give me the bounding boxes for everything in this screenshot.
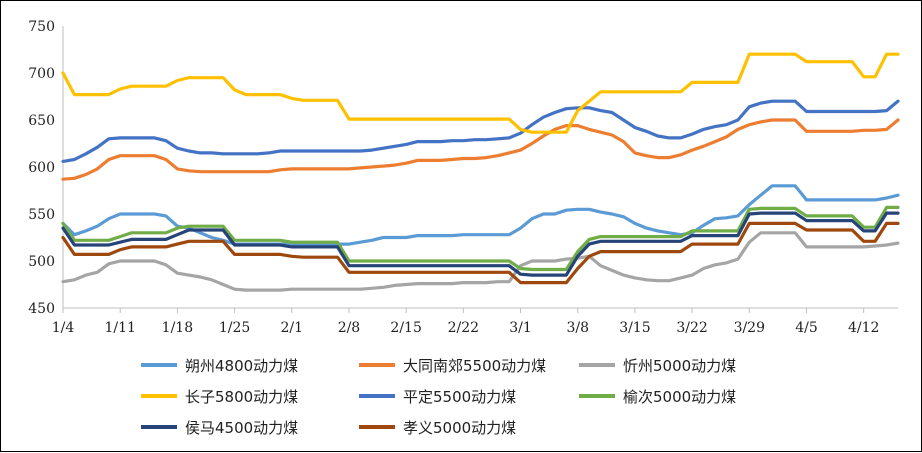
x-tick-label: 1/4 (52, 320, 75, 336)
legend-label: 侯马4500动力煤 (185, 419, 298, 437)
x-tick-label: 1/18 (162, 320, 193, 336)
legend-label: 朔州4800动力煤 (185, 357, 298, 375)
series-line (61, 118, 900, 181)
x-tick-label: 3/22 (676, 320, 707, 336)
x-tick-label: 2/22 (448, 320, 479, 336)
x-tick-label: 3/29 (734, 320, 765, 336)
x-tick-label: 2/1 (281, 320, 304, 336)
x-tick-label: 4/12 (848, 320, 879, 336)
series-line (61, 52, 900, 134)
series-line (61, 99, 900, 163)
y-tick-label: 450 (28, 301, 55, 317)
x-tick-label: 2/15 (390, 320, 421, 336)
series-lines (61, 52, 900, 292)
legend-label: 榆次5000动力煤 (623, 388, 736, 406)
y-tick-label: 500 (28, 254, 55, 270)
legend-label: 长子5800动力煤 (185, 388, 298, 406)
x-tick-label: 3/1 (509, 320, 532, 336)
x-tick-label: 1/25 (219, 320, 250, 336)
x-tick-label: 3/15 (619, 320, 650, 336)
legend-label: 孝义5000动力煤 (403, 419, 516, 437)
y-tick-label: 550 (28, 207, 55, 223)
series-line (61, 221, 900, 285)
x-tick-label: 4/5 (795, 320, 818, 336)
axes: 450 500 550 600 650 700 750 1/4 1/11 1/18 1/25 2/1 2… (28, 19, 898, 336)
series-line (61, 211, 900, 277)
series-line (61, 231, 900, 292)
x-tick-label: 1/11 (104, 320, 135, 336)
series-line (61, 184, 900, 246)
legend-label: 平定5500动力煤 (403, 388, 516, 406)
legend-label: 大同南郊5500动力煤 (403, 357, 546, 375)
x-tick-label: 2/8 (338, 320, 361, 336)
x-tick-label: 3/8 (566, 320, 589, 336)
legend-label: 忻州5000动力煤 (623, 357, 736, 375)
y-tick-label: 650 (28, 113, 55, 129)
series-line (61, 205, 900, 272)
y-tick-label: 600 (28, 160, 55, 176)
y-tick-label: 750 (28, 19, 55, 35)
y-tick-label: 700 (28, 66, 55, 82)
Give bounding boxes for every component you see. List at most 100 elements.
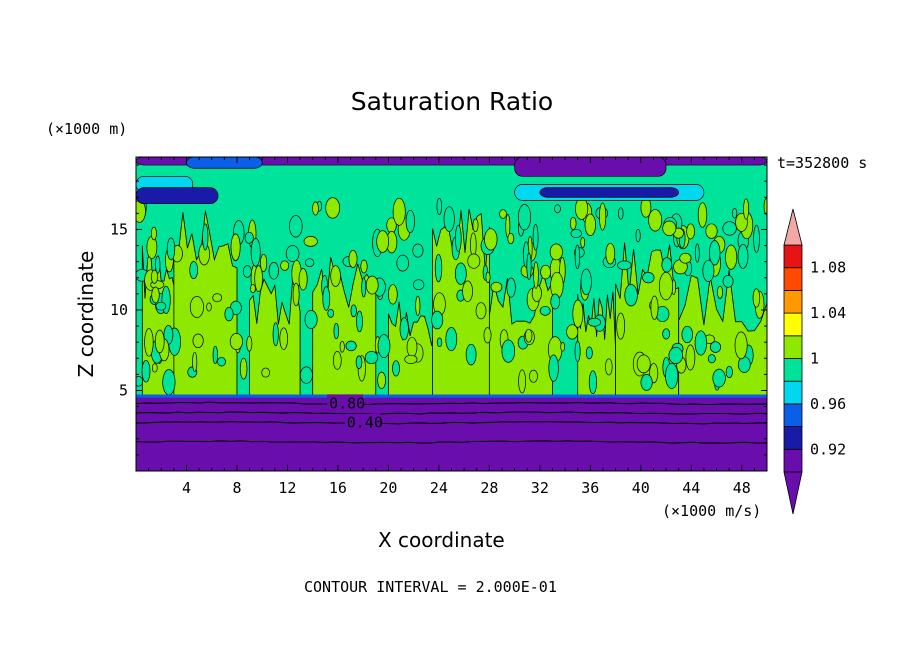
speckle — [685, 344, 696, 371]
y-tick-label: 15 — [110, 220, 128, 238]
speckle — [304, 258, 315, 268]
speckle — [230, 233, 241, 261]
speckle — [658, 271, 674, 301]
x-tick-label: 36 — [581, 479, 599, 497]
speckle — [753, 224, 760, 253]
lime-region — [173, 210, 238, 398]
speckle — [146, 235, 158, 260]
speckle — [445, 327, 458, 352]
x-tick-label: 44 — [682, 479, 700, 497]
speckle — [412, 279, 425, 291]
speckle — [206, 302, 212, 312]
x-tick-label: 8 — [232, 479, 241, 497]
speckle — [434, 253, 443, 283]
contour-0.80 — [136, 401, 767, 406]
speckle — [322, 286, 331, 311]
speckle — [640, 374, 653, 391]
speckle — [224, 306, 234, 322]
speckle — [585, 346, 593, 360]
speckle — [702, 259, 715, 282]
contour-label-bg — [344, 413, 381, 430]
x-tick-label: 4 — [182, 479, 191, 497]
y-tick-label: 5 — [119, 381, 128, 399]
upper-cloud — [136, 187, 219, 205]
speckle — [404, 354, 418, 364]
speckle — [572, 299, 584, 328]
speckle — [526, 252, 532, 281]
speckle — [617, 260, 632, 271]
speckle — [725, 365, 733, 379]
speckle — [642, 271, 655, 284]
chart-title: Saturation Ratio — [350, 87, 554, 116]
speckle — [501, 339, 516, 363]
colorbar-bin — [783, 289, 803, 314]
speckle — [436, 197, 443, 215]
speckle — [560, 342, 566, 352]
speckle — [392, 197, 406, 226]
speckle — [360, 259, 368, 274]
speckle — [752, 288, 761, 308]
speckle — [475, 302, 487, 320]
speckle — [399, 317, 409, 341]
speckle — [254, 265, 263, 292]
colorbar-bottom-arrow — [783, 471, 803, 515]
x-axis-label: X coordinate — [378, 528, 505, 552]
colorbar-bin — [783, 358, 803, 382]
speckle — [550, 293, 561, 310]
speckle — [202, 223, 209, 251]
speckle — [525, 328, 533, 343]
speckle — [648, 209, 663, 232]
speckle — [289, 215, 303, 238]
speckle — [588, 370, 597, 395]
speckle — [694, 330, 707, 356]
x-tick-label: 28 — [480, 479, 498, 497]
speckle — [549, 243, 563, 261]
speckle — [506, 277, 516, 298]
speckle — [162, 369, 176, 396]
x-tick-label: 16 — [329, 479, 347, 497]
speckle — [734, 331, 748, 360]
speckle — [662, 220, 677, 236]
speckle — [533, 261, 539, 289]
speckle — [261, 367, 271, 378]
speckle — [405, 209, 415, 233]
speckle — [599, 202, 607, 231]
speckle — [763, 197, 767, 216]
speckle — [636, 354, 651, 374]
colorbar-bin — [783, 448, 803, 473]
speckle — [662, 328, 671, 340]
speckle — [365, 275, 379, 295]
speckle — [260, 253, 268, 272]
speckle — [377, 334, 391, 359]
speckle — [392, 360, 400, 377]
speckle — [136, 376, 144, 387]
colorbar-top-arrow — [783, 208, 803, 246]
colorbar-bin — [783, 312, 803, 337]
speckle — [681, 325, 694, 344]
speckle — [575, 197, 589, 220]
speckle — [431, 310, 444, 330]
speckle — [686, 223, 695, 240]
speckle — [189, 296, 204, 318]
speckle — [539, 305, 551, 316]
speckle — [377, 371, 386, 389]
speckle — [725, 244, 738, 270]
colorbar-bin — [783, 403, 803, 427]
speckle — [229, 333, 243, 350]
colorbar-label: 1.08 — [810, 259, 846, 277]
speckle — [490, 281, 503, 293]
contour-label-bg — [327, 394, 364, 411]
speckle — [548, 354, 559, 382]
colorbar-label: 1 — [810, 350, 819, 368]
colorbar-label: 1.04 — [810, 304, 846, 322]
speckle — [722, 221, 737, 236]
boundary-fringe — [136, 394, 767, 398]
speckle — [330, 265, 341, 287]
speckle — [151, 286, 160, 304]
speckle — [406, 336, 418, 358]
speckle — [166, 237, 176, 261]
speckle — [364, 350, 379, 365]
speckle — [355, 355, 363, 370]
colorbar-bin — [783, 244, 803, 269]
speckle — [350, 304, 357, 318]
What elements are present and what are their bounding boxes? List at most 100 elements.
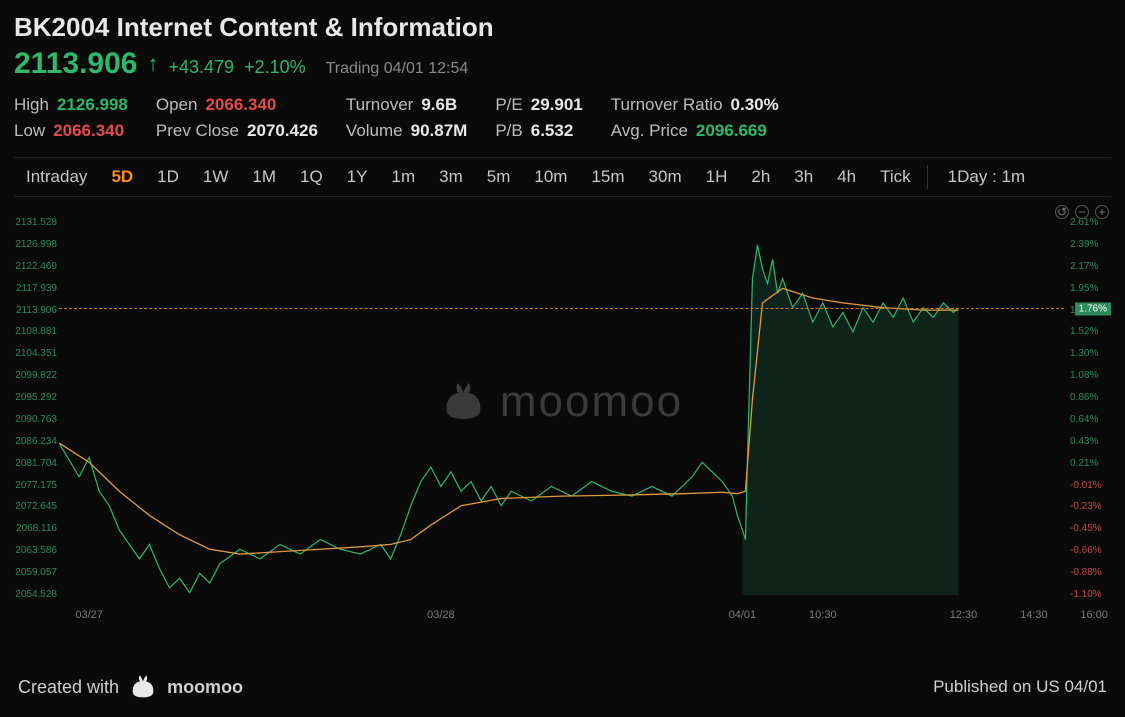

* _SET PROBLEM_
Copy the entries above with every "speckle" swapped for "spot" and nothing else changed. Leave out the pictures.

* _RESPONSE_
give me the bounding boxes for everything in this screenshot.
x-tick-label: 1/4 (52, 320, 75, 336)
legend-label: 侯马4500动力煤 (185, 419, 298, 437)
x-tick-label: 1/18 (162, 320, 193, 336)
legend-label: 朔州4800动力煤 (185, 357, 298, 375)
series-line (61, 118, 900, 181)
x-tick-label: 3/22 (676, 320, 707, 336)
x-tick-label: 2/22 (448, 320, 479, 336)
x-tick-label: 3/29 (734, 320, 765, 336)
x-tick-label: 2/1 (281, 320, 304, 336)
x-tick-label: 4/12 (848, 320, 879, 336)
series-line (61, 52, 900, 134)
series-line (61, 99, 900, 163)
y-tick-label: 450 (28, 301, 55, 317)
x-tick-label: 2/15 (390, 320, 421, 336)
series-lines (61, 52, 900, 292)
legend-label: 榆次5000动力煤 (623, 388, 736, 406)
y-tick-label: 500 (28, 254, 55, 270)
legend-label: 长子5800动力煤 (185, 388, 298, 406)
x-tick-label: 3/1 (509, 320, 532, 336)
x-tick-label: 1/25 (219, 320, 250, 336)
x-tick-label: 3/15 (619, 320, 650, 336)
legend-label: 孝义5000动力煤 (403, 419, 516, 437)
y-tick-label: 550 (28, 207, 55, 223)
series-line (61, 221, 900, 285)
x-tick-label: 4/5 (795, 320, 818, 336)
axes: 450 500 550 600 650 700 750 1/4 1/11 1/18 1/25 2/1 2… (28, 19, 898, 336)
series-line (61, 211, 900, 277)
series-line (61, 231, 900, 292)
x-tick-label: 1/11 (104, 320, 135, 336)
series-line (61, 184, 900, 246)
legend-label: 平定5500动力煤 (403, 388, 516, 406)
legend-label: 大同南郊5500动力煤 (403, 357, 546, 375)
x-tick-label: 2/8 (338, 320, 361, 336)
x-tick-label: 3/8 (566, 320, 589, 336)
legend-label: 忻州5000动力煤 (623, 357, 736, 375)
y-tick-label: 650 (28, 113, 55, 129)
series-line (61, 205, 900, 272)
y-tick-label: 600 (28, 160, 55, 176)
y-tick-label: 750 (28, 19, 55, 35)
y-tick-label: 700 (28, 66, 55, 82)
Give bounding boxes for every component you see. List at most 100 elements.
spot — [685, 344, 696, 371]
y-tick-label: 15 — [110, 220, 128, 238]
spot — [304, 258, 315, 268]
spot — [230, 233, 241, 261]
spot — [658, 271, 674, 301]
x-tick-label: 36 — [581, 479, 599, 497]
spot — [753, 224, 760, 253]
lime-region — [173, 210, 238, 398]
spot — [146, 235, 158, 260]
spot — [445, 327, 458, 352]
x-tick-label: 44 — [682, 479, 700, 497]
spot — [412, 279, 425, 291]
spot — [206, 302, 212, 312]
x-tick-label: 8 — [232, 479, 241, 497]
spot — [434, 253, 443, 283]
contour-0.80 — [136, 401, 767, 406]
spot — [322, 286, 331, 311]
spot — [640, 374, 653, 391]
spot — [224, 306, 234, 322]
spot — [585, 346, 593, 360]
spot — [702, 259, 715, 282]
contour-label-bg — [344, 413, 381, 430]
x-tick-label: 4 — [182, 479, 191, 497]
y-tick-label: 5 — [119, 381, 128, 399]
upper-cloud — [136, 187, 219, 205]
spot — [404, 354, 418, 364]
spot — [572, 299, 584, 328]
spot — [526, 252, 532, 281]
spot — [617, 260, 632, 271]
spot — [725, 365, 733, 379]
spot — [642, 271, 655, 284]
chart-title: Saturation Ratio — [350, 87, 554, 116]
spot — [501, 339, 516, 363]
colorbar-bin — [783, 289, 803, 314]
spot — [436, 197, 443, 215]
spot — [560, 342, 566, 352]
spot — [392, 197, 406, 226]
spot — [360, 259, 368, 274]
spot — [752, 288, 761, 308]
spot — [475, 302, 487, 320]
spot — [399, 317, 409, 341]
spot — [254, 265, 263, 292]
colorbar-bottom-arrow — [783, 471, 803, 515]
x-axis-label: X coordinate — [378, 528, 505, 552]
colorbar-bin — [783, 358, 803, 382]
spot — [550, 293, 561, 310]
spot — [202, 223, 209, 251]
spot — [525, 328, 533, 343]
spot — [648, 209, 663, 232]
spot — [289, 215, 303, 238]
spot — [588, 370, 597, 395]
spot — [694, 330, 707, 356]
x-tick-label: 28 — [480, 479, 498, 497]
spot — [549, 243, 563, 261]
spot — [506, 277, 516, 298]
spot — [162, 369, 176, 396]
x-tick-label: 16 — [329, 479, 347, 497]
spot — [734, 331, 748, 360]
spot — [662, 220, 677, 236]
spot — [533, 261, 539, 289]
spot — [261, 367, 271, 378]
spot — [405, 209, 415, 233]
spot — [599, 202, 607, 231]
spot — [763, 197, 767, 216]
spot — [636, 354, 651, 374]
colorbar-bin — [783, 448, 803, 473]
spot — [662, 328, 671, 340]
spot — [365, 275, 379, 295]
spot — [260, 253, 268, 272]
spot — [377, 334, 391, 359]
spot — [392, 360, 400, 377]
spot — [136, 376, 144, 387]
colorbar-top-arrow — [783, 208, 803, 246]
colorbar-bin — [783, 312, 803, 337]
spot — [681, 325, 694, 344]
spot — [575, 197, 589, 220]
spot — [431, 310, 444, 330]
spot — [686, 223, 695, 240]
spot — [189, 296, 204, 318]
spot — [539, 305, 551, 316]
spot — [377, 371, 386, 389]
spot — [725, 244, 738, 270]
colorbar-bin — [783, 403, 803, 427]
spot — [229, 333, 243, 350]
colorbar-label: 1.08 — [810, 259, 846, 277]
spot — [490, 281, 503, 293]
contour-label-bg — [327, 394, 364, 411]
spot — [548, 354, 559, 382]
colorbar-label: 1 — [810, 350, 819, 368]
colorbar-label: 1.04 — [810, 304, 846, 322]
spot — [722, 221, 737, 236]
boundary-fringe — [136, 394, 767, 398]
spot — [330, 265, 341, 287]
spot — [151, 286, 160, 304]
spot — [406, 336, 418, 358]
spot — [166, 237, 176, 261]
spot — [364, 350, 379, 365]
spot — [355, 355, 363, 370]
colorbar-bin — [783, 244, 803, 269]
spot — [350, 304, 357, 318]
What elements are present and what are their bounding boxes? List at most 100 elements.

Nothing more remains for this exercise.